## Start Given information
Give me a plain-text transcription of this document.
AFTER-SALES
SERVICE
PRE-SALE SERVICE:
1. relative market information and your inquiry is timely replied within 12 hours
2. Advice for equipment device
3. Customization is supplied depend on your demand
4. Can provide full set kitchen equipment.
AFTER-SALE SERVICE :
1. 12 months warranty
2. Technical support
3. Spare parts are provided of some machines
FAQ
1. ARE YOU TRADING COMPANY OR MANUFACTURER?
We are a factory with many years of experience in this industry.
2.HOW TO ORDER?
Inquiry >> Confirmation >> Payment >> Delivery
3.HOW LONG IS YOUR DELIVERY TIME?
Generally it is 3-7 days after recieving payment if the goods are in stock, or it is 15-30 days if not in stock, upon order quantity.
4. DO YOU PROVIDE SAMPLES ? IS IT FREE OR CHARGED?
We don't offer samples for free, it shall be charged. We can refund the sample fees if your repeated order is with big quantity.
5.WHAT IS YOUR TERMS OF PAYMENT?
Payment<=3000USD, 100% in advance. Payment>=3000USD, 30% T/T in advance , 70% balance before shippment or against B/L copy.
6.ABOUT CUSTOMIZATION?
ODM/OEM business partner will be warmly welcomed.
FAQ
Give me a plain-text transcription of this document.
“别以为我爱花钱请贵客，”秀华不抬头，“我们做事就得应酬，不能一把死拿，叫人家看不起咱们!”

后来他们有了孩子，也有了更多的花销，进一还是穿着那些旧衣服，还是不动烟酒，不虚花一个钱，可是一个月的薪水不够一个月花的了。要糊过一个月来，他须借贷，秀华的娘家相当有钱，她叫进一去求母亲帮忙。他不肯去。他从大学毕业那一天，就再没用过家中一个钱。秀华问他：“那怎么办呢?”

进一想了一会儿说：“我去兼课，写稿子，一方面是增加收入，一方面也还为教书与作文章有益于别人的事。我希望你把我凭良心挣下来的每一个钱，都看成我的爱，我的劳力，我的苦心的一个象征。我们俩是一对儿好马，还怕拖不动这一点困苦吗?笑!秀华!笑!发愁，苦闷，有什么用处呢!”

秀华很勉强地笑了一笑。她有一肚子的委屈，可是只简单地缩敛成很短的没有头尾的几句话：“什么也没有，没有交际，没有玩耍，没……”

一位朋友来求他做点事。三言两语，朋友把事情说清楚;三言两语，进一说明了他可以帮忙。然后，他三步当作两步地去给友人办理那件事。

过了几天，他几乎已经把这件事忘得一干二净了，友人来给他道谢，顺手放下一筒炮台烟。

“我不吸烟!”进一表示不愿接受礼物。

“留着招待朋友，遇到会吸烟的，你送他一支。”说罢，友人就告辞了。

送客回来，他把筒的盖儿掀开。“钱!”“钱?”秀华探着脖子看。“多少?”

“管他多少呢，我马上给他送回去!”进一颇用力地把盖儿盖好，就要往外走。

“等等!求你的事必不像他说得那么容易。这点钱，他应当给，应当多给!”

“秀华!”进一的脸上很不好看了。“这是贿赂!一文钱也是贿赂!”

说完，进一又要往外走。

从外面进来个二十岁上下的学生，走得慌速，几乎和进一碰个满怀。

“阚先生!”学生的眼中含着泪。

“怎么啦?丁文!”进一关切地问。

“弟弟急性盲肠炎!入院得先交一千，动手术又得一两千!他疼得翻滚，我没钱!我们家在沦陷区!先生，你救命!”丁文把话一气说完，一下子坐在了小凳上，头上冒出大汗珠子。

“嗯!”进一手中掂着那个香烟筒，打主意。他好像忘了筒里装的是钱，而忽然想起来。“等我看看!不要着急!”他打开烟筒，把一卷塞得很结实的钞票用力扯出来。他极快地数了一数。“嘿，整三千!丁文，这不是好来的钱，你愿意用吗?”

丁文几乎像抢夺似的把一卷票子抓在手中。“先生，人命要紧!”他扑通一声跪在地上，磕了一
## End Given information
→ Work to do: What do the records say? Quote them all exactly.

→ Result below:
Give me a plain-text transcription of this document.
AFTER-SALES
SERVICE
PRE-SALE SERVICE:
1. relative market information and your inquiry is timely replied within 12 hours
2. Advice for equipment device
3. Customization is supplied depend on your demand
4. Can provide full set kitchen equipment.
AFTER-SALE SERVICE :
1. 12 months warranty
2. Technical support
3. Spare parts are provided of some machines
FAQ
1. ARE YOU TRADING COMPANY OR MANUFACTURER?
We are a factory with many years of experience in this industry.
2.HOW TO ORDER?
Inquiry >> Confirmation >> Payment >> Delivery
3.HOW LONG IS YOUR DELIVERY TIME?
Generally it is 3-7 days after recieving payment if the goods are in stock, or it is 15-30 days if not in stock, upon order quantity.
4. DO YOU PROVIDE SAMPLES ? IS IT FREE OR CHARGED?
We don't offer samples for free, it shall be charged. We can refund the sample fees if your repeated order is with big quantity.
5.WHAT IS YOUR TERMS OF PAYMENT?
Payment<=3000USD, 100% in advance. Payment>=3000USD, 30% T/T in advance , 70% balance before shippment or against B/L copy.
6.ABOUT CUSTOMIZATION?
ODM/OEM business partner will be warmly welcomed.
FAQ
Give me a plain-text transcription of this document.
“别以为我爱花钱请贵客，”秀华不抬头，“我们做事就得应酬，不能一把死拿，叫人家看不起咱们!”

后来他们有了孩子，也有了更多的花销，进一还是穿着那些旧衣服，还是不动烟酒，不虚花一个钱，可是一个月的薪水不够一个月花的了。要糊过一个月来，他须借贷，秀华的娘家相当有钱，她叫进一去求母亲帮忙。他不肯去。他从大学毕业那一天，就再没用过家中一个钱。秀华问他：“那怎么办呢?”

进一想了一会儿说：“我去兼课，写稿子，一方面是增加收入，一方面也还为教书与作文章有益于别人的事。我希望你把我凭良心挣下来的每一个钱，都看成我的爱，我的劳力，我的苦心的一个象征。我们俩是一对儿好马，还怕拖不动这一点困苦吗?笑!秀华!笑!发愁，苦闷，有什么用处呢!”

秀华很勉强地笑了一笑。她有一肚子的委屈，可是只简单地缩敛成很短的没有头尾的几句话：“什么也没有，没有交际，没有玩耍，没……”

一位朋友来求他做点事。三言两语，朋友把事情说清楚;三言两语，进一说明了他可以帮忙。然后，他三步当作两步地去给友人办理那件事。

过了几天，他几乎已经把这件事忘得一干二净了，友人来给他道谢，顺手放下一筒炮台烟。

“我不吸烟!”进一表示不愿接受礼物。

“留着招待朋友，遇到会吸烟的，你送他一支。”说罢，友人就告辞了。

送客回来，他把筒的盖儿掀开。“钱!”“钱?”秀华探着脖子看。“多少?”

“管他多少呢，我马上给他送回去!”进一颇用力地把盖儿盖好，就要往外走。

“等等!求你的事必不像他说得那么容易。这点钱，他应当给，应当多给!”

“秀华!”进一的脸上很不好看了。“这是贿赂!一文钱也是贿赂!”

说完，进一又要往外走。

从外面进来个二十岁上下的学生，走得慌速，几乎和进一碰个满怀。

“阚先生!”学生的眼中含着泪。

“怎么啦?丁文!”进一关切地问。

“弟弟急性盲肠炎!入院得先交一千，动手术又得一两千!他疼得翻滚，我没钱!我们家在沦陷区!先生，你救命!”丁文把话一气说完，一下子坐在了小凳上，头上冒出大汗珠子。

“嗯!”进一手中掂着那个香烟筒，打主意。他好像忘了筒里装的是钱，而忽然想起来。“等我看看!不要着急!”他打开烟筒，把一卷塞得很结实的钞票用力扯出来。他极快地数了一数。“嘿，整三千!丁文，这不是好来的钱，你愿意用吗?”

丁文几乎像抢夺似的把一卷票子抓在手中。“先生，人命要紧!”他扑通一声跪在地上，磕了一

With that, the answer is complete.